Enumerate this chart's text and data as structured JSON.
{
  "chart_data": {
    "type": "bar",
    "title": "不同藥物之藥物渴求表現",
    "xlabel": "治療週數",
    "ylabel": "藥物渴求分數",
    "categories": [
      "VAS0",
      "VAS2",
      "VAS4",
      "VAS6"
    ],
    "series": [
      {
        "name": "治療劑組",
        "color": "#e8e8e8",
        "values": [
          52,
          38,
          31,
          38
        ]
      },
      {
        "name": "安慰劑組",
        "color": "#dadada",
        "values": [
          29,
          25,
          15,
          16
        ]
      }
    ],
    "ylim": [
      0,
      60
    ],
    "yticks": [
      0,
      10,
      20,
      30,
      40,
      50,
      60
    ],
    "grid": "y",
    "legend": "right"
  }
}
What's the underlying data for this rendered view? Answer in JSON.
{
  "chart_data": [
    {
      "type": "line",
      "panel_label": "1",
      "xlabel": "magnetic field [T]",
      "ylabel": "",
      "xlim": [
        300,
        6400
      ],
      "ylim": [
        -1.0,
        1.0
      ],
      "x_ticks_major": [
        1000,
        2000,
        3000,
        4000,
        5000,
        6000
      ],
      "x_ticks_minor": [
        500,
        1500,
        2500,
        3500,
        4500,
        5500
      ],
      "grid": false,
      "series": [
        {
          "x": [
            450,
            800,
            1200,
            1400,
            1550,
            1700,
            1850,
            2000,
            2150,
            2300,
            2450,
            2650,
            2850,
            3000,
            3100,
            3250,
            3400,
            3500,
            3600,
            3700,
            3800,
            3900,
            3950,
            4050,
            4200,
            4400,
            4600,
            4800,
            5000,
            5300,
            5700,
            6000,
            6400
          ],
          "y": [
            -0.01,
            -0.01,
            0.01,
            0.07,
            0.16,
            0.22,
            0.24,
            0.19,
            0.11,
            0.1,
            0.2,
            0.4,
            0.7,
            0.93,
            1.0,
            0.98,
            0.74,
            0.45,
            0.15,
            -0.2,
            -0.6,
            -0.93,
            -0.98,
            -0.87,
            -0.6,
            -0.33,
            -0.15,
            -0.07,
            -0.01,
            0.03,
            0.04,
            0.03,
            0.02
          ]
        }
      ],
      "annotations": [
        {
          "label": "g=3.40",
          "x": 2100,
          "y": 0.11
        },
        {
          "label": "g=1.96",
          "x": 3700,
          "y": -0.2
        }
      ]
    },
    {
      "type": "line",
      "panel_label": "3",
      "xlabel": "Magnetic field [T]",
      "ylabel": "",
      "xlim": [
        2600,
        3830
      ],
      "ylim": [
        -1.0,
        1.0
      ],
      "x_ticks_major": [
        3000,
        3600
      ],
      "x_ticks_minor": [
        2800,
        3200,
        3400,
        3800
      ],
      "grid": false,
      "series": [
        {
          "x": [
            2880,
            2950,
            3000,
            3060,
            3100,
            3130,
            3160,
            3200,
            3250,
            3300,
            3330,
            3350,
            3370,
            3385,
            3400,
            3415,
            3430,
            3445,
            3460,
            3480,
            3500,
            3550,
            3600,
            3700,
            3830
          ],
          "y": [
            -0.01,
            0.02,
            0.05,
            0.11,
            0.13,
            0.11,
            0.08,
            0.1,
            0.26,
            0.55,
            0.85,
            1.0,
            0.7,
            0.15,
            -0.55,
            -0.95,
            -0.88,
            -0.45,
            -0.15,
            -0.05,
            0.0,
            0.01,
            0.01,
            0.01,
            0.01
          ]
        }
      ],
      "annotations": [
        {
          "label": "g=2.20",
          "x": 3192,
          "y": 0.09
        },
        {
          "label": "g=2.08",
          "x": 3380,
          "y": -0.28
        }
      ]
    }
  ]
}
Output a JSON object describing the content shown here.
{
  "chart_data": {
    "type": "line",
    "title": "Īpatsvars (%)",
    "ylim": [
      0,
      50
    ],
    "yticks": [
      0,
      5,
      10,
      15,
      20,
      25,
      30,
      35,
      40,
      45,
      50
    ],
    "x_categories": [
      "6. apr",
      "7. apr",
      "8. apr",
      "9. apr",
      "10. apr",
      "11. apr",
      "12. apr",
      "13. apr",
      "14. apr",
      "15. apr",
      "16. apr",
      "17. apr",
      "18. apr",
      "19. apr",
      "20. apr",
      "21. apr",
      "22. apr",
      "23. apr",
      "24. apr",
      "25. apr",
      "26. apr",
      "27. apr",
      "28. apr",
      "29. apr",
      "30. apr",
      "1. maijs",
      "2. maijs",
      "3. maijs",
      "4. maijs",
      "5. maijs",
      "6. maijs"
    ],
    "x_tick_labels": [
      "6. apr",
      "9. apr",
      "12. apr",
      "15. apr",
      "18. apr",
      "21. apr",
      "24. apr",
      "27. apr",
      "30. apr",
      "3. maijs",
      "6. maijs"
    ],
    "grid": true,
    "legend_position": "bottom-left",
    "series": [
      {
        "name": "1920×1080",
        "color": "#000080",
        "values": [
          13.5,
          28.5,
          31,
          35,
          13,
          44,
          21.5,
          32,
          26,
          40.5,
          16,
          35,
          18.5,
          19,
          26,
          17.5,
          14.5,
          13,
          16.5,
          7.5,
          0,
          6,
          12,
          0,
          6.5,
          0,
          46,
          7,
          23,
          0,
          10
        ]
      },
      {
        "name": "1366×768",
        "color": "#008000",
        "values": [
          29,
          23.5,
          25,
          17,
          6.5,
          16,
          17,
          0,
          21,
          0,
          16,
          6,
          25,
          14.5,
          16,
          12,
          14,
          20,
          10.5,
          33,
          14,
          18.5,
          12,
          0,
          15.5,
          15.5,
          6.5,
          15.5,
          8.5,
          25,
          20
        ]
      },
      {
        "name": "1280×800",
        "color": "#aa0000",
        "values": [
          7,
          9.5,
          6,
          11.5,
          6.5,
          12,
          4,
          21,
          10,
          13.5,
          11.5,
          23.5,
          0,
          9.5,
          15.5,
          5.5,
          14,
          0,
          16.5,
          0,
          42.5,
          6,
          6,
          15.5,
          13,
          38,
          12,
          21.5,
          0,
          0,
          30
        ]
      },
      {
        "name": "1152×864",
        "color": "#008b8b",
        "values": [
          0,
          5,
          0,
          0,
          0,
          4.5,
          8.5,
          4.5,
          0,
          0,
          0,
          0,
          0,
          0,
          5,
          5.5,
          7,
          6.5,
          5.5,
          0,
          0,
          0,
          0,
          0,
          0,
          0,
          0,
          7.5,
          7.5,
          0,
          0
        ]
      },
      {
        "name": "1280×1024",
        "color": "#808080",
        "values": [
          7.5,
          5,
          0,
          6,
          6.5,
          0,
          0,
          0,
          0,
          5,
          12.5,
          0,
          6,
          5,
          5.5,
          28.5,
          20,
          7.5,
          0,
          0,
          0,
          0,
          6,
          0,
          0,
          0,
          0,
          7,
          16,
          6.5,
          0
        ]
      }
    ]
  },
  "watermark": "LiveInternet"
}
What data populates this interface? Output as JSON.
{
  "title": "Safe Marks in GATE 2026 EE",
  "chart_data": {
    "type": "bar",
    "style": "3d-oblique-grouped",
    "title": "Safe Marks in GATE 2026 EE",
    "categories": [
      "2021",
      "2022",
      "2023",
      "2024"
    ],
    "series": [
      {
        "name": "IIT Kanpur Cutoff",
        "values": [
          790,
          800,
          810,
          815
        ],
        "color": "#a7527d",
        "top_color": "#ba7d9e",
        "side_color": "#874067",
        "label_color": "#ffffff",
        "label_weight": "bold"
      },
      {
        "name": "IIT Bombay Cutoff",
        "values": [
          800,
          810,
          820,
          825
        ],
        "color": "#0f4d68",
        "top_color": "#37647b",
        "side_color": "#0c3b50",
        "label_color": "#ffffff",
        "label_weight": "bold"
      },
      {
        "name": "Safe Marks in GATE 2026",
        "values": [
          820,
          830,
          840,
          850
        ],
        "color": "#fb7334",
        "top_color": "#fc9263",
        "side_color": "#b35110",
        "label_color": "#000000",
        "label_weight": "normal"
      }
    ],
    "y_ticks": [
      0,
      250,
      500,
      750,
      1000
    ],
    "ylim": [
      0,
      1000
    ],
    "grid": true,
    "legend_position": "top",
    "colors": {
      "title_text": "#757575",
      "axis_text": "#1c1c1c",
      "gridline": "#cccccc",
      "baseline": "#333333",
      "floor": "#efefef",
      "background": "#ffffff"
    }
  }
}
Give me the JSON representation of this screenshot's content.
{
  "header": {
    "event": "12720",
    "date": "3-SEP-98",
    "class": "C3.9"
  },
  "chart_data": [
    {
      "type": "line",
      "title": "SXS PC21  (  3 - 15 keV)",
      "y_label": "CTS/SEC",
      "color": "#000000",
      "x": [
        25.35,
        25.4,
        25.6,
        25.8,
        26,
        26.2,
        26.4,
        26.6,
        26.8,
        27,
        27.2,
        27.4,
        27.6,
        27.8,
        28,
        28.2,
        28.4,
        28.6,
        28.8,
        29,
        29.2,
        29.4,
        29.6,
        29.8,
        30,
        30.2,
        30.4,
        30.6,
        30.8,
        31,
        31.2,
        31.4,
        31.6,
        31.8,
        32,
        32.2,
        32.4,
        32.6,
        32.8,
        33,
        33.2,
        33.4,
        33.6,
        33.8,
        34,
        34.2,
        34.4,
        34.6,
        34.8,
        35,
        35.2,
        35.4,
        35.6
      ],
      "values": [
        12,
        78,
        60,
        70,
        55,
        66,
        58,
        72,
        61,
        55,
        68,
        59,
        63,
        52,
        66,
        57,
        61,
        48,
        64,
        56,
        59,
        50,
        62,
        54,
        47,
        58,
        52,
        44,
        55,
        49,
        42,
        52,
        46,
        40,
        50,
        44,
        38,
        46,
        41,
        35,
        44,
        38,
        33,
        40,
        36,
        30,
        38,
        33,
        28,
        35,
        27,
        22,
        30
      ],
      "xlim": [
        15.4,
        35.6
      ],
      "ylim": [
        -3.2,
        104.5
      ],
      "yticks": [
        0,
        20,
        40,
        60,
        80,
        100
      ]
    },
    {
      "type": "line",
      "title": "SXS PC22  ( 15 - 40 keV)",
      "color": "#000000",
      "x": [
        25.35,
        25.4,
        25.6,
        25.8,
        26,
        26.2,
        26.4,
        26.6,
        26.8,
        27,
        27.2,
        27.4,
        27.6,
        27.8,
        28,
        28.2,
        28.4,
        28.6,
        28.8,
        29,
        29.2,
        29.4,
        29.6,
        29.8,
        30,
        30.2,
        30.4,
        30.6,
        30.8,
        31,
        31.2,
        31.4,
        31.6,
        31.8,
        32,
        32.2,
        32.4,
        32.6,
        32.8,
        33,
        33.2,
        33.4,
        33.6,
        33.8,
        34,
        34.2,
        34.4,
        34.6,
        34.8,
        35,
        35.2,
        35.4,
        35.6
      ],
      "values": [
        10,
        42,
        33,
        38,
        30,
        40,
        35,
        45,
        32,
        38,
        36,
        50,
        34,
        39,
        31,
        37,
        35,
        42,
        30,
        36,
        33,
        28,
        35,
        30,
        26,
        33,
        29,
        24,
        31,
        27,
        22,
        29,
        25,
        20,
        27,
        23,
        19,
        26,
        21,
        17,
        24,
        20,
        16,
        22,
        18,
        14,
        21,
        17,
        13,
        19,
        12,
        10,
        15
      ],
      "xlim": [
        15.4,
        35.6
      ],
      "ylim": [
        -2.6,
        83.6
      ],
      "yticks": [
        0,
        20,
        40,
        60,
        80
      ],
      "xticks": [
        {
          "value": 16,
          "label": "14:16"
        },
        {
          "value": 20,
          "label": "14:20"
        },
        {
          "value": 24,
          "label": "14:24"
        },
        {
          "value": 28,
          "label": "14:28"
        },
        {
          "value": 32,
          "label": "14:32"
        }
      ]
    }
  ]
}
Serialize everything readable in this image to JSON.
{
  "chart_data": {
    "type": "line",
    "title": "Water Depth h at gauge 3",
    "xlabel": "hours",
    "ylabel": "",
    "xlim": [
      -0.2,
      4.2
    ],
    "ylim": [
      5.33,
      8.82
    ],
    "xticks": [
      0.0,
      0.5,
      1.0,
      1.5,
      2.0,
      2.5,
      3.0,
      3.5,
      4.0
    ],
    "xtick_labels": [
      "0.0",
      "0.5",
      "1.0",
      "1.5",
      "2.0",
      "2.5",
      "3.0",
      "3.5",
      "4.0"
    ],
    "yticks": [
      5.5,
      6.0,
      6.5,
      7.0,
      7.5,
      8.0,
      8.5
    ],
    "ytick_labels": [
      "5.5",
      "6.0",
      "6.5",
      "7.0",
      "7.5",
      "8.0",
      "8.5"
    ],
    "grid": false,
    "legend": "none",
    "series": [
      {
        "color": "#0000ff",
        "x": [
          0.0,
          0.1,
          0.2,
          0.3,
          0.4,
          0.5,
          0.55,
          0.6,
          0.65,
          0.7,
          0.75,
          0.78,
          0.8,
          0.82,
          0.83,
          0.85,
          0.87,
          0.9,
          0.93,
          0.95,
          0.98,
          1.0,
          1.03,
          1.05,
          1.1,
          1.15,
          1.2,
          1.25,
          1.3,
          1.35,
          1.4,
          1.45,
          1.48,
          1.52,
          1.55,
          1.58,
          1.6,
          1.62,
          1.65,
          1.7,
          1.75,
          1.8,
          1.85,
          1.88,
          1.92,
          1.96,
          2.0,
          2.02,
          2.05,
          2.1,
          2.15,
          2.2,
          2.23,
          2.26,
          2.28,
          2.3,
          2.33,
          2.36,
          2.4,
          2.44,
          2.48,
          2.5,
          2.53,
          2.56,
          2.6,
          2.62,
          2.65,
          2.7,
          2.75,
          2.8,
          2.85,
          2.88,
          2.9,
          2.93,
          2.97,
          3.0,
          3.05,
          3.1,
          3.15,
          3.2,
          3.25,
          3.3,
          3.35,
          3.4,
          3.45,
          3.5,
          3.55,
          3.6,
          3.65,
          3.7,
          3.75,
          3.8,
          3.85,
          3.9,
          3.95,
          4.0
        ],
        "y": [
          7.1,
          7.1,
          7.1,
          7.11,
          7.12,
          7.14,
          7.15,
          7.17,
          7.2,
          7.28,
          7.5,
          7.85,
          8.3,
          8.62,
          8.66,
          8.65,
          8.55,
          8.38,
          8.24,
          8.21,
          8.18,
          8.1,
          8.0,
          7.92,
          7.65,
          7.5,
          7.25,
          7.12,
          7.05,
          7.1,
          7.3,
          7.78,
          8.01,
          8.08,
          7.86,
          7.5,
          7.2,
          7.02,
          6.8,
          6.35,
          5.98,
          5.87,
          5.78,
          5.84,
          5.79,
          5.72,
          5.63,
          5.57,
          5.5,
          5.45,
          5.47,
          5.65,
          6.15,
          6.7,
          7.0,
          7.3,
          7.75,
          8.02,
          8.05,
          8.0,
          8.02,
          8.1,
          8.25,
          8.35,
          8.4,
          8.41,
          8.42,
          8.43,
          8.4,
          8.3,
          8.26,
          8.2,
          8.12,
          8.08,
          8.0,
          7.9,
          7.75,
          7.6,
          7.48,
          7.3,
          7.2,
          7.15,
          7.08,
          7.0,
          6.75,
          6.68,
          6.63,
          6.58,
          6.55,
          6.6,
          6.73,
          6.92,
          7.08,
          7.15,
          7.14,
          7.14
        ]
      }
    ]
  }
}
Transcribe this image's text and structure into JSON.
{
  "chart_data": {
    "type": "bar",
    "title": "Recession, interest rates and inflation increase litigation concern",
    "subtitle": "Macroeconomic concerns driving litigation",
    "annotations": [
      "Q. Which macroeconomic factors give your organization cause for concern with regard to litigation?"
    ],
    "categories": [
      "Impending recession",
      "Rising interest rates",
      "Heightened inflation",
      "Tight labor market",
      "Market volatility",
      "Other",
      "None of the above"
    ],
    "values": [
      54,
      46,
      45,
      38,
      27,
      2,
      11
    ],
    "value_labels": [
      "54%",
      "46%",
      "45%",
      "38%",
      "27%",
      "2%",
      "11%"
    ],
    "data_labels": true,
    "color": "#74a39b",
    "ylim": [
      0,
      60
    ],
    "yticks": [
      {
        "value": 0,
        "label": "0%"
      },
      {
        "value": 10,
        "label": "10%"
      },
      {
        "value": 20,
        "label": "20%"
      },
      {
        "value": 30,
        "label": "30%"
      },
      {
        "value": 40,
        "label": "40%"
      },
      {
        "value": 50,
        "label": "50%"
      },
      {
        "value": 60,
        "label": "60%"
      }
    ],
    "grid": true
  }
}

□ □ □ □

WRITTEN REQUEST: Out of the preceding entries, pull every line containing the string "Cutoff".

SOLUTION TO THE EXERCISE:
        "name": "IIT Kanpur Cutoff",
        "name": "IIT Bombay Cutoff",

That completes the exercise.